### [THE TASK]
Repeat exactly the lines that run from the one containing "What data populates" to the end of the data, and leave out all others.
-------------------------
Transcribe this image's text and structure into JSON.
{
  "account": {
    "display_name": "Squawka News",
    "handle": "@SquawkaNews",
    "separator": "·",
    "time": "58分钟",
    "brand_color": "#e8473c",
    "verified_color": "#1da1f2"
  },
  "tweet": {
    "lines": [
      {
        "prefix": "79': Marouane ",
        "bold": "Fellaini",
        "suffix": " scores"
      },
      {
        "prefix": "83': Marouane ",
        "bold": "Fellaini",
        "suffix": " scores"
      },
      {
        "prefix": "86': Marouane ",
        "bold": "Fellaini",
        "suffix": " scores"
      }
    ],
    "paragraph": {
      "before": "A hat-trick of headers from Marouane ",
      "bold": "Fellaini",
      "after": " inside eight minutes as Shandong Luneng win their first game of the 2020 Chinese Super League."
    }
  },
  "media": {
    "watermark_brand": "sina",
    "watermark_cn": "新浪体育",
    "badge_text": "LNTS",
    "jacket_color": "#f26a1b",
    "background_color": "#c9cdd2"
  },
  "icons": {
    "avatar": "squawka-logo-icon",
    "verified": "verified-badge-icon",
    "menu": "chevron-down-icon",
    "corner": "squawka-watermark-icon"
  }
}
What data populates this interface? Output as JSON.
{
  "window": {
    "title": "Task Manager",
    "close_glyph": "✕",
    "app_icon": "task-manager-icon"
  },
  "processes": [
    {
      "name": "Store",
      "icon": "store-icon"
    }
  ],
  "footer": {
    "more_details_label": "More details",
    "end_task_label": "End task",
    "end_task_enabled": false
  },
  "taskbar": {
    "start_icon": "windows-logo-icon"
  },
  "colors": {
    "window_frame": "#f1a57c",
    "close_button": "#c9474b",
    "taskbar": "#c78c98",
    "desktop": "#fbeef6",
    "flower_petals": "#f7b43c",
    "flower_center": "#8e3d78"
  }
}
-------------------------
### [EXERCISE ANSWER]
What data populates this interface? Output as JSON.
{
  "window": {
    "title": "Task Manager",
    "close_glyph": "✕",
    "app_icon": "task-manager-icon"
  },
  "processes": [
    {
      "name": "Store",
      "icon": "store-icon"
    }
  ],
  "footer": {
    "more_details_label": "More details",
    "end_task_label": "End task",
    "end_task_enabled": false
  },
  "taskbar": {
    "start_icon": "windows-logo-icon"
  },
  "colors": {
    "window_frame": "#f1a57c",
    "close_button": "#c9474b",
    "taskbar": "#c78c98",
    "desktop": "#fbeef6",
    "flower_petals": "#f7b43c",
    "flower_center": "#8e3d78"
  }
}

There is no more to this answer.